**Given task:** Restate the complete material exactly.

═══ Raw records ═══

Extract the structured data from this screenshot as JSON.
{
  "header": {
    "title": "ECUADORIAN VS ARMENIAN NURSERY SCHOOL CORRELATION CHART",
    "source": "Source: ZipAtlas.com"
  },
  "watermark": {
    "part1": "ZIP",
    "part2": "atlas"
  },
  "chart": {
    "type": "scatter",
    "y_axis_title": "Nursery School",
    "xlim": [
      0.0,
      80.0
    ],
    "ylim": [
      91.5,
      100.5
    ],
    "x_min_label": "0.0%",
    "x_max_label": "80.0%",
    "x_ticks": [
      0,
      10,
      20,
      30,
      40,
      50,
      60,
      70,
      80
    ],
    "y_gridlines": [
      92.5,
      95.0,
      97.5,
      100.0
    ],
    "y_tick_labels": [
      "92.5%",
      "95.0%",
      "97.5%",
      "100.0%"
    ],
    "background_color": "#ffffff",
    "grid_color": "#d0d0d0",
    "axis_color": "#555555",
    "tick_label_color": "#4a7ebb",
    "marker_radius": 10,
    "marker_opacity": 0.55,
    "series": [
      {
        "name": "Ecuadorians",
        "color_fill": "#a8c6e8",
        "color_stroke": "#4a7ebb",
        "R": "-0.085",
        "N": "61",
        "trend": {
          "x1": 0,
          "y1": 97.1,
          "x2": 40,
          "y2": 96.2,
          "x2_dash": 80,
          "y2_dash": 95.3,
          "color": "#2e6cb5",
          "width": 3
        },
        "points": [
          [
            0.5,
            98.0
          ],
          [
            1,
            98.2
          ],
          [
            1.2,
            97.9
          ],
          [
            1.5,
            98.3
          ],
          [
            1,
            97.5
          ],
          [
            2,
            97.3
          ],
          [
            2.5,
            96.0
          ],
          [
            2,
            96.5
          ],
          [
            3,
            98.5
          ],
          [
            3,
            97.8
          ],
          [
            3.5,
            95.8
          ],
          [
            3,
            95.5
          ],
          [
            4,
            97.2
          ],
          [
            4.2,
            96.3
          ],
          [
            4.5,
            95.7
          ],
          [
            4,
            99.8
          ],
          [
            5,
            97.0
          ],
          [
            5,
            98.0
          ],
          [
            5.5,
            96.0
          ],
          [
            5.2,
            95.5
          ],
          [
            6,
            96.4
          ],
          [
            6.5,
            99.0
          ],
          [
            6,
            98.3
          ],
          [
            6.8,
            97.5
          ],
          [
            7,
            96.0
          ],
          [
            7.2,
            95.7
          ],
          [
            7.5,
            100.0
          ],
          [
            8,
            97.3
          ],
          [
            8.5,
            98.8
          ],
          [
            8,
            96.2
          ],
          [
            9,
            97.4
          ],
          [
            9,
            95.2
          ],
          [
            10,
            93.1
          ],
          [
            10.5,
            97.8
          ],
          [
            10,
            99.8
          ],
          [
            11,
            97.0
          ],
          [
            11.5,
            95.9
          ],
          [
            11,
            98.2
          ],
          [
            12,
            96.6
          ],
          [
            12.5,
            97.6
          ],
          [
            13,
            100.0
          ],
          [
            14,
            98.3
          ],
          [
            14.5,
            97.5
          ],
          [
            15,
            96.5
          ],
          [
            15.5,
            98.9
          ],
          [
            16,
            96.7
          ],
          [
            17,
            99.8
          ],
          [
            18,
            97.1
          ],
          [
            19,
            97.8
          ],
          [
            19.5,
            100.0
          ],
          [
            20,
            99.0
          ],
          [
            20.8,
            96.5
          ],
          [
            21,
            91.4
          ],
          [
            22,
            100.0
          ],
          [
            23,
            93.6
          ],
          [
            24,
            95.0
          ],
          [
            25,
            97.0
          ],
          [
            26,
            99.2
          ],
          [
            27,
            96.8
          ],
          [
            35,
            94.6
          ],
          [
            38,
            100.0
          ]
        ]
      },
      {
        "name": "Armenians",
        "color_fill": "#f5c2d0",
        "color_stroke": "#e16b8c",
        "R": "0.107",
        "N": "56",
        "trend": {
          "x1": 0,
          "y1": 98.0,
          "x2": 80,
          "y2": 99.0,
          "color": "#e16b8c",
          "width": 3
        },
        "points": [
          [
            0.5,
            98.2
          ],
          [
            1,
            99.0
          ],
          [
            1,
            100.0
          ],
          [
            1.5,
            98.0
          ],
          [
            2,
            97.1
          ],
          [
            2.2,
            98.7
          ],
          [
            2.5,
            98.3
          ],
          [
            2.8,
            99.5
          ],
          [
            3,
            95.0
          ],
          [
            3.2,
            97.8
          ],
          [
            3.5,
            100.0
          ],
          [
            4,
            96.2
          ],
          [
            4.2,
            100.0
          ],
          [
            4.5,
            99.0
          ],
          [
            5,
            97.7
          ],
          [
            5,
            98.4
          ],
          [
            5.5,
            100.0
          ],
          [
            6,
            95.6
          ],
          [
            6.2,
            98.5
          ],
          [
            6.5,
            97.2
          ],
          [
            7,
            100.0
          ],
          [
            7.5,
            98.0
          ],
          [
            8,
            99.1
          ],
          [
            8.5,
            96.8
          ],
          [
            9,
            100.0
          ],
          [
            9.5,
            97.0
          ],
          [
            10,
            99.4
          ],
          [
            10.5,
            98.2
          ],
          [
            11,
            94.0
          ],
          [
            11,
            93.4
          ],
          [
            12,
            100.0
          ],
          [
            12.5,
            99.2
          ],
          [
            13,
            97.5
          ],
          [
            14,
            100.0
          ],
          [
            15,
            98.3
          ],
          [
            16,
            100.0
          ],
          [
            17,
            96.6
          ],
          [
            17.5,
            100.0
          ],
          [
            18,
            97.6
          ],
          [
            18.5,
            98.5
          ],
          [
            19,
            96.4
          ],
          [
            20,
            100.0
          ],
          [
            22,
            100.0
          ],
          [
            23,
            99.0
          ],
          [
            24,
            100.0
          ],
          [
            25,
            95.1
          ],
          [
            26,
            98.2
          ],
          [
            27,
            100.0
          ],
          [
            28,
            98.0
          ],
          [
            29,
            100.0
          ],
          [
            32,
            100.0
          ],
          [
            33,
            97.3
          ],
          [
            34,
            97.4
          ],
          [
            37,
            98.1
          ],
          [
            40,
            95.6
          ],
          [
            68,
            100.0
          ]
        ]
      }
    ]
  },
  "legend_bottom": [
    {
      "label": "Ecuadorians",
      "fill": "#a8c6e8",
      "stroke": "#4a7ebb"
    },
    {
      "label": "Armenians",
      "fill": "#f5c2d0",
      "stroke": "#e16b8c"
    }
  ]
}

═══

**Reply to the exercise:**
Extract the structured data from this screenshot as JSON.
{
  "header": {
    "title": "ECUADORIAN VS ARMENIAN NURSERY SCHOOL CORRELATION CHART",
    "source": "Source: ZipAtlas.com"
  },
  "watermark": {
    "part1": "ZIP",
    "part2": "atlas"
  },
  "chart": {
    "type": "scatter",
    "y_axis_title": "Nursery School",
    "xlim": [
      0.0,
      80.0
    ],
    "ylim": [
      91.5,
      100.5
    ],
    "x_min_label": "0.0%",
    "x_max_label": "80.0%",
    "x_ticks": [
      0,
      10,
      20,
      30,
      40,
      50,
      60,
      70,
      80
    ],
    "y_gridlines": [
      92.5,
      95.0,
      97.5,
      100.0
    ],
    "y_tick_labels": [
      "92.5%",
      "95.0%",
      "97.5%",
      "100.0%"
    ],
    "background_color": "#ffffff",
    "grid_color": "#d0d0d0",
    "axis_color": "#555555",
    "tick_label_color": "#4a7ebb",
    "marker_radius": 10,
    "marker_opacity": 0.55,
    "series": [
      {
        "name": "Ecuadorians",
        "color_fill": "#a8c6e8",
        "color_stroke": "#4a7ebb",
        "R": "-0.085",
        "N": "61",
        "trend": {
          "x1": 0,
          "y1": 97.1,
          "x2": 40,
          "y2": 96.2,
          "x2_dash": 80,
          "y2_dash": 95.3,
          "color": "#2e6cb5",
          "width": 3
        },
        "points": [
          [
            0.5,
            98.0
          ],
          [
            1,
            98.2
          ],
          [
            1.2,
            97.9
          ],
          [
            1.5,
            98.3
          ],
          [
            1,
            97.5
          ],
          [
            2,
            97.3
          ],
          [
            2.5,
            96.0
          ],
          [
            2,
            96.5
          ],
          [
            3,
            98.5
          ],
          [
            3,
            97.8
          ],
          [
            3.5,
            95.8
          ],
          [
            3,
            95.5
          ],
          [
            4,
            97.2
          ],
          [
            4.2,
            96.3
          ],
          [
            4.5,
            95.7
          ],
          [
            4,
            99.8
          ],
          [
            5,
            97.0
          ],
          [
            5,
            98.0
          ],
          [
            5.5,
            96.0
          ],
          [
            5.2,
            95.5
          ],
          [
            6,
            96.4
          ],
          [
            6.5,
            99.0
          ],
          [
            6,
            98.3
          ],
          [
            6.8,
            97.5
          ],
          [
            7,
            96.0
          ],
          [
            7.2,
            95.7
          ],
          [
            7.5,
            100.0
          ],
          [
            8,
            97.3
          ],
          [
            8.5,
            98.8
          ],
          [
            8,
            96.2
          ],
          [
            9,
            97.4
          ],
          [
            9,
            95.2
          ],
          [
            10,
            93.1
          ],
          [
            10.5,
            97.8
          ],
          [
            10,
            99.8
          ],
          [
            11,
            97.0
          ],
          [
            11.5,
            95.9
          ],
          [
            11,
            98.2
          ],
          [
            12,
            96.6
          ],
          [
            12.5,
            97.6
          ],
          [
            13,
            100.0
          ],
          [
            14,
            98.3
          ],
          [
            14.5,
            97.5
          ],
          [
            15,
            96.5
          ],
          [
            15.5,
            98.9
          ],
          [
            16,
            96.7
          ],
          [
            17,
            99.8
          ],
          [
            18,
            97.1
          ],
          [
            19,
            97.8
          ],
          [
            19.5,
            100.0
          ],
          [
            20,
            99.0
          ],
          [
            20.8,
            96.5
          ],
          [
            21,
            91.4
          ],
          [
            22,
            100.0
          ],
          [
            23,
            93.6
          ],
          [
            24,
            95.0
          ],
          [
            25,
            97.0
          ],
          [
            26,
            99.2
          ],
          [
            27,
            96.8
          ],
          [
            35,
            94.6
          ],
          [
            38,
            100.0
          ]
        ]
      },
      {
        "name": "Armenians",
        "color_fill": "#f5c2d0",
        "color_stroke": "#e16b8c",
        "R": "0.107",
        "N": "56",
        "trend": {
          "x1": 0,
          "y1": 98.0,
          "x2": 80,
          "y2": 99.0,
          "color": "#e16b8c",
          "width": 3
        },
        "points": [
          [
            0.5,
            98.2
          ],
          [
            1,
            99.0
          ],
          [
            1,
            100.0
          ],
          [
            1.5,
            98.0
          ],
          [
            2,
            97.1
          ],
          [
            2.2,
            98.7
          ],
          [
            2.5,
            98.3
          ],
          [
            2.8,
            99.5
          ],
          [
            3,
            95.0
          ],
          [
            3.2,
            97.8
          ],
          [
            3.5,
            100.0
          ],
          [
            4,
            96.2
          ],
          [
            4.2,
            100.0
          ],
          [
            4.5,
            99.0
          ],
          [
            5,
            97.7
          ],
          [
            5,
            98.4
          ],
          [
            5.5,
            100.0
          ],
          [
            6,
            95.6
          ],
          [
            6.2,
            98.5
          ],
          [
            6.5,
            97.2
          ],
          [
            7,
            100.0
          ],
          [
            7.5,
            98.0
          ],
          [
            8,
            99.1
          ],
          [
            8.5,
            96.8
          ],
          [
            9,
            100.0
          ],
          [
            9.5,
            97.0
          ],
          [
            10,
            99.4
          ],
          [
            10.5,
            98.2
          ],
          [
            11,
            94.0
          ],
          [
            11,
            93.4
          ],
          [
            12,
            100.0
          ],
          [
            12.5,
            99.2
          ],
          [
            13,
            97.5
          ],
          [
            14,
            100.0
          ],
          [
            15,
            98.3
          ],
          [
            16,
            100.0
          ],
          [
            17,
            96.6
          ],
          [
            17.5,
            100.0
          ],
          [
            18,
            97.6
          ],
          [
            18.5,
            98.5
          ],
          [
            19,
            96.4
          ],
          [
            20,
            100.0
          ],
          [
            22,
            100.0
          ],
          [
            23,
            99.0
          ],
          [
            24,
            100.0
          ],
          [
            25,
            95.1
          ],
          [
            26,
            98.2
          ],
          [
            27,
            100.0
          ],
          [
            28,
            98.0
          ],
          [
            29,
            100.0
          ],
          [
            32,
            100.0
          ],
          [
            33,
            97.3
          ],
          [
            34,
            97.4
          ],
          [
            37,
            98.1
          ],
          [
            40,
            95.6
          ],
          [
            68,
            100.0
          ]
        ]
      }
    ]
  },
  "legend_bottom": [
    {
      "label": "Ecuadorians",
      "fill": "#a8c6e8",
      "stroke": "#4a7ebb"
    },
    {
      "label": "Armenians",
      "fill": "#f5c2d0",
      "stroke": "#e16b8c"
    }
  ]
}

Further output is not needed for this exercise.